Dataset entries:
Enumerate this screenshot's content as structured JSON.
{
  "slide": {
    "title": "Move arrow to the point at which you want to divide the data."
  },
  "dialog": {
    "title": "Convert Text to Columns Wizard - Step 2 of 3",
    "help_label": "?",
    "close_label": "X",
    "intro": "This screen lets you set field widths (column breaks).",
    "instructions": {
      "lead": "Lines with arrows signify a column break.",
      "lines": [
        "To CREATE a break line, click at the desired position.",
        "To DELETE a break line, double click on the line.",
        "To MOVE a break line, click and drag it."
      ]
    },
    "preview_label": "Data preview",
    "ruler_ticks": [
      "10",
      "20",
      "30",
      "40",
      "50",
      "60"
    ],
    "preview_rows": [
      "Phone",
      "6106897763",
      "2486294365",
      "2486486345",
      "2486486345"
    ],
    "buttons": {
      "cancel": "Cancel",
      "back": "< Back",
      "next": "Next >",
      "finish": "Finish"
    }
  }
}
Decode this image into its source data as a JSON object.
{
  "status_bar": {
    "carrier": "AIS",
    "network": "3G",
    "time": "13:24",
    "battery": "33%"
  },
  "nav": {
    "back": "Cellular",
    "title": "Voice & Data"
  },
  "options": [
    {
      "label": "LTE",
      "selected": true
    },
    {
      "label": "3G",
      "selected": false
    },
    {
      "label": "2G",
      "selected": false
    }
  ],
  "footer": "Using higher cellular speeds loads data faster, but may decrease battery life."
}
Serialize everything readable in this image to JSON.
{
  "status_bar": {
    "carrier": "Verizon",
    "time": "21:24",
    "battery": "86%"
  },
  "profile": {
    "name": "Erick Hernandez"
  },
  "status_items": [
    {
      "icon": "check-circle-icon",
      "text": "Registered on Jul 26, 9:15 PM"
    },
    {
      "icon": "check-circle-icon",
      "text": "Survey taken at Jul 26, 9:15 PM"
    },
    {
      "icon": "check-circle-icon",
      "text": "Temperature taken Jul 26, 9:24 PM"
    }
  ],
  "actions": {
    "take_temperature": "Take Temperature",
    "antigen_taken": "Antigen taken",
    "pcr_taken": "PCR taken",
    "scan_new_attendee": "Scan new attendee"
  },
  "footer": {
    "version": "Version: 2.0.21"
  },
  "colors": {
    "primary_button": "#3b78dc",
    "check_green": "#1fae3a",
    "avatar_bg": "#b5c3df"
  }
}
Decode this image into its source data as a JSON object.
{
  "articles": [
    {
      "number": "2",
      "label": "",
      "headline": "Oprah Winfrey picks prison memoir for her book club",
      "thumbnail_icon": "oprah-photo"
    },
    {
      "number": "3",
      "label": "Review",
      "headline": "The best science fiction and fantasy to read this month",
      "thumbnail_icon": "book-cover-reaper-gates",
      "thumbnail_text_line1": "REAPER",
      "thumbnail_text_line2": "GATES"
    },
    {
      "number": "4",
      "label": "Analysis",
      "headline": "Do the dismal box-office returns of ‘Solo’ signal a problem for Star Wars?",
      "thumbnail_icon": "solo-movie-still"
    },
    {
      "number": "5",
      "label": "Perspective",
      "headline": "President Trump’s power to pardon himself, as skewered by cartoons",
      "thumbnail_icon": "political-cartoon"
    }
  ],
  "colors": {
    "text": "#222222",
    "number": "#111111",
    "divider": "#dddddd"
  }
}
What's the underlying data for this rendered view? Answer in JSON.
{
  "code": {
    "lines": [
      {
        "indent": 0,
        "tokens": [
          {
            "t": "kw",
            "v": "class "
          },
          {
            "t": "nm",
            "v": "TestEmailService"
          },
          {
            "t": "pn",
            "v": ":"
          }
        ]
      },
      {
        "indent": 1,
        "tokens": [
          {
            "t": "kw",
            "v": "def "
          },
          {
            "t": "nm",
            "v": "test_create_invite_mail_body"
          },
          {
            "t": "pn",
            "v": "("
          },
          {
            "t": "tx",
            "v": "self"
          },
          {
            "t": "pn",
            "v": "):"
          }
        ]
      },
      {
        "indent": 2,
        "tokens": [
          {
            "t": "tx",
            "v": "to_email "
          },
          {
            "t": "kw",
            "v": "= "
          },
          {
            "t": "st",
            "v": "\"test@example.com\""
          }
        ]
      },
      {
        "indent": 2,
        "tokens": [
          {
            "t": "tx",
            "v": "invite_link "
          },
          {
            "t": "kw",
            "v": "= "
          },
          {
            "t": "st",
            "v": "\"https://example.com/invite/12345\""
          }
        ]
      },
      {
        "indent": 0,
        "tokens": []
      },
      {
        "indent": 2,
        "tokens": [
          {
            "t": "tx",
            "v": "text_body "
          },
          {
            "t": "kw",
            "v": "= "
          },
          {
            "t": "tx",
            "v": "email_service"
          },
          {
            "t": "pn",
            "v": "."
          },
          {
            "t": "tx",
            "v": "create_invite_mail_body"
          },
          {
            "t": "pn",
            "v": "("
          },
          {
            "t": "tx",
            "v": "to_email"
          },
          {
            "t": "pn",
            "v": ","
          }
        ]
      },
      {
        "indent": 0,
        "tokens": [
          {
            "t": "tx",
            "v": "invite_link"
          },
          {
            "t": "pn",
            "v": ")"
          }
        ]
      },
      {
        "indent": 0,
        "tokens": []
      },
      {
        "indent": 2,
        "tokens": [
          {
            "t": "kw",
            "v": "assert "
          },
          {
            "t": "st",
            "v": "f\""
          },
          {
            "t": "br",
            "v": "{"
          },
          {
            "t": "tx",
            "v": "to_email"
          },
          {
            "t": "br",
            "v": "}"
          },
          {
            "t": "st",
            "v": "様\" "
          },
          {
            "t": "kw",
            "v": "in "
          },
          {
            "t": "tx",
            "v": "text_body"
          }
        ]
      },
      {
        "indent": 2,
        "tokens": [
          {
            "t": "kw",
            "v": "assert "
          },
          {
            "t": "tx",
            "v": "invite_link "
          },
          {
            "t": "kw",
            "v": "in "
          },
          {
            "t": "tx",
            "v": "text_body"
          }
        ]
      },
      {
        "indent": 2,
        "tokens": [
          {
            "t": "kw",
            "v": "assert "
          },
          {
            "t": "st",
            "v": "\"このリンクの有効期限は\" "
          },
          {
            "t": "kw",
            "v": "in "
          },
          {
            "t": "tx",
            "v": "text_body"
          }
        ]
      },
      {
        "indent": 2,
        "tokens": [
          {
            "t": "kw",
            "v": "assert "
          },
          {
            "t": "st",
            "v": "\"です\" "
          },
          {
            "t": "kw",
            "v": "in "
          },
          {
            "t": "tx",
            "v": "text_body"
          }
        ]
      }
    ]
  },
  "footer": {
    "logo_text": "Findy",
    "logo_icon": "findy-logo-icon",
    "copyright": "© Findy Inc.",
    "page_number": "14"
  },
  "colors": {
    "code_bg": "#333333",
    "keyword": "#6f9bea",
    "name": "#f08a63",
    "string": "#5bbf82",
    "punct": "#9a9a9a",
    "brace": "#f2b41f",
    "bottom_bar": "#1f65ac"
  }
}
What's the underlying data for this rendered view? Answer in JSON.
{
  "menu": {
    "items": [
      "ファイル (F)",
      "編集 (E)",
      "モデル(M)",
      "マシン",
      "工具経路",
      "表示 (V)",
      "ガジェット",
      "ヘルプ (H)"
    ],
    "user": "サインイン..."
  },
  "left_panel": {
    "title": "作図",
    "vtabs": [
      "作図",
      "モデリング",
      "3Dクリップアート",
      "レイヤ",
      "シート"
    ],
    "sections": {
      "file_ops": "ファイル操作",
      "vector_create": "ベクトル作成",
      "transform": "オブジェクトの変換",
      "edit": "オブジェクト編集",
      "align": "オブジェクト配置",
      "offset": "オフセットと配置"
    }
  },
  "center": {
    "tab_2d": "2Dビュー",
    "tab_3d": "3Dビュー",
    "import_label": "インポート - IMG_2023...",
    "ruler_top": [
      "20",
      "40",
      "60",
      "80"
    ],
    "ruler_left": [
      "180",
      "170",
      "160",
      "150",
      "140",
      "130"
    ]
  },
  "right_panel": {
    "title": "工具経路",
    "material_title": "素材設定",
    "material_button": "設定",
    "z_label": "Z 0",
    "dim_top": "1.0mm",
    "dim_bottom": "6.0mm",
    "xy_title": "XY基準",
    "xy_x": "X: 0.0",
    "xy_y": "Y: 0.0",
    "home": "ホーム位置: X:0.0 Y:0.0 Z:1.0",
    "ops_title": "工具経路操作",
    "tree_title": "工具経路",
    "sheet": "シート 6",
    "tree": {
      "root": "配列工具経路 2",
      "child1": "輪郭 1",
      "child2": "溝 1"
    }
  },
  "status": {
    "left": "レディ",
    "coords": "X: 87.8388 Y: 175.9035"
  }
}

### [Task details]
Give the number of lines in the records that contain the string "taken", with no other output.

### [Response]
4